▶ [EXERCISE]: Convert the lines of the entries below into a numbered list, skipping any blank lines and leaving out the pictures.

▶ [INPUT MATERIAL]:
⁂
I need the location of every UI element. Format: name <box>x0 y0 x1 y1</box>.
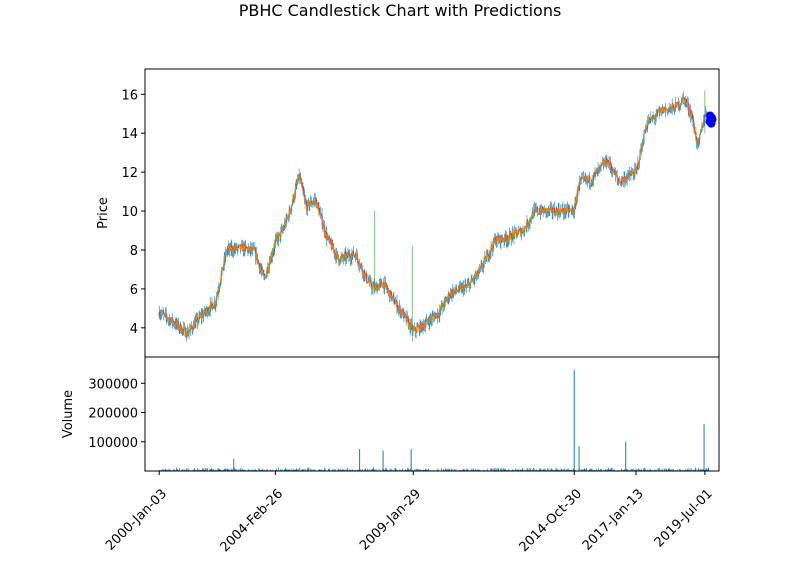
x-tick-label: 2014-Oct-30 <box>517 487 585 555</box>
price-y-tick-label: 4 <box>130 322 138 337</box>
x-tick-label: 2009-Jan-29 <box>357 487 424 554</box>
price-y-tick-label: 16 <box>121 88 138 103</box>
volume-y-tick-label: 200000 <box>88 407 138 422</box>
close-line <box>158 96 710 338</box>
x-tick-label: 2019-Jul-01 <box>652 487 716 551</box>
x-tick-label: 2004-Feb-26 <box>218 487 287 556</box>
volume-y-tick-label: 100000 <box>88 436 138 451</box>
price-y-tick-label: 10 <box>121 205 138 220</box>
x-tick-label: 2000-Jan-03 <box>103 487 170 554</box>
price-marks <box>158 90 717 342</box>
chart-title: PBHC Candlestick Chart with Predictions <box>239 1 562 20</box>
volume-panel-frame <box>144 356 720 472</box>
volume-panel: 100000 200000 300000 Volume <box>61 356 720 472</box>
volume-axis-label: Volume <box>61 390 76 438</box>
price-y-tick-label: 14 <box>121 127 138 142</box>
price-y-ticks: 4 6 8 10 12 14 16 <box>121 88 145 337</box>
volume-y-tick-label: 300000 <box>88 377 138 392</box>
prediction-marker <box>708 115 717 124</box>
volume-bars <box>158 370 710 471</box>
x-axis-ticks: 2000-Jan-03 2004-Feb-26 2009-Jan-29 2014-Oc… <box>103 471 716 555</box>
price-y-tick-label: 6 <box>130 283 138 298</box>
price-axis-label: Price <box>96 197 111 229</box>
price-panel: 4 6 8 10 12 14 16 Price <box>96 68 720 358</box>
volume-y-ticks: 100000 200000 300000 <box>88 377 145 451</box>
price-y-tick-label: 8 <box>130 244 138 259</box>
price-y-tick-label: 12 <box>121 166 138 181</box>
x-tick-label: 2017-Jan-13 <box>580 487 647 554</box>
⁂
▶ [THE RESPONSE]:
1. I need the location of every UI element. Format: name <box>x0 y0 x1 y1</box>.
2. x-tick-label: 2014-Oct-30 <box>517 487 585 555</box>
3. price-y-tick-label: 4 <box>130 322 138 337</box>
4. x-tick-label: 2009-Jan-29 <box>357 487 424 554</box>
5. price-y-tick-label: 16 <box>121 88 138 103</box>
6. volume-y-tick-label: 200000 <box>88 407 138 422</box>
7. close-line <box>158 96 710 338</box>
8. x-tick-label: 2019-Jul-01 <box>652 487 716 551</box>
9. x-tick-label: 2004-Feb-26 <box>218 487 287 556</box>
10. volume-y-tick-label: 100000 <box>88 436 138 451</box>
11. price-y-tick-label: 10 <box>121 205 138 220</box>
12. x-tick-label: 2000-Jan-03 <box>103 487 170 554</box>
13. price-marks <box>158 90 717 342</box>
14. chart-title: PBHC Candlestick Chart with Predictions <box>239 1 562 20</box>
15. volume-panel-frame <box>144 356 720 472</box>
16. volume-panel: 100000 200000 300000 Volume <box>61 356 720 472</box>
17. volume-axis-label: Volume <box>61 390 76 438</box>
18. price-y-tick-label: 14 <box>121 127 138 142</box>
19. price-y-ticks: 4 6 8 10 12 14 16 <box>121 88 145 337</box>
20. volume-y-tick-label: 300000 <box>88 377 138 392</box>
21. prediction-marker <box>708 115 717 124</box>
22. volume-bars <box>158 370 710 471</box>
23. x-axis-ticks: 2000-Jan-03 2004-Feb-26 2009-Jan-29 2014-Oc… <box>103 471 716 555</box>
24. price-y-tick-label: 6 <box>130 283 138 298</box>
25. price-axis-label: Price <box>96 197 111 229</box>
26. price-panel: 4 6 8 10 12 14 16 Price <box>96 68 720 358</box>
27. volume-y-ticks: 100000 200000 300000 <box>88 377 145 451</box>
28. price-y-tick-label: 8 <box>130 244 138 259</box>
29. price-y-tick-label: 12 <box>121 166 138 181</box>
30. x-tick-label: 2017-Jan-13 <box>580 487 647 554</box>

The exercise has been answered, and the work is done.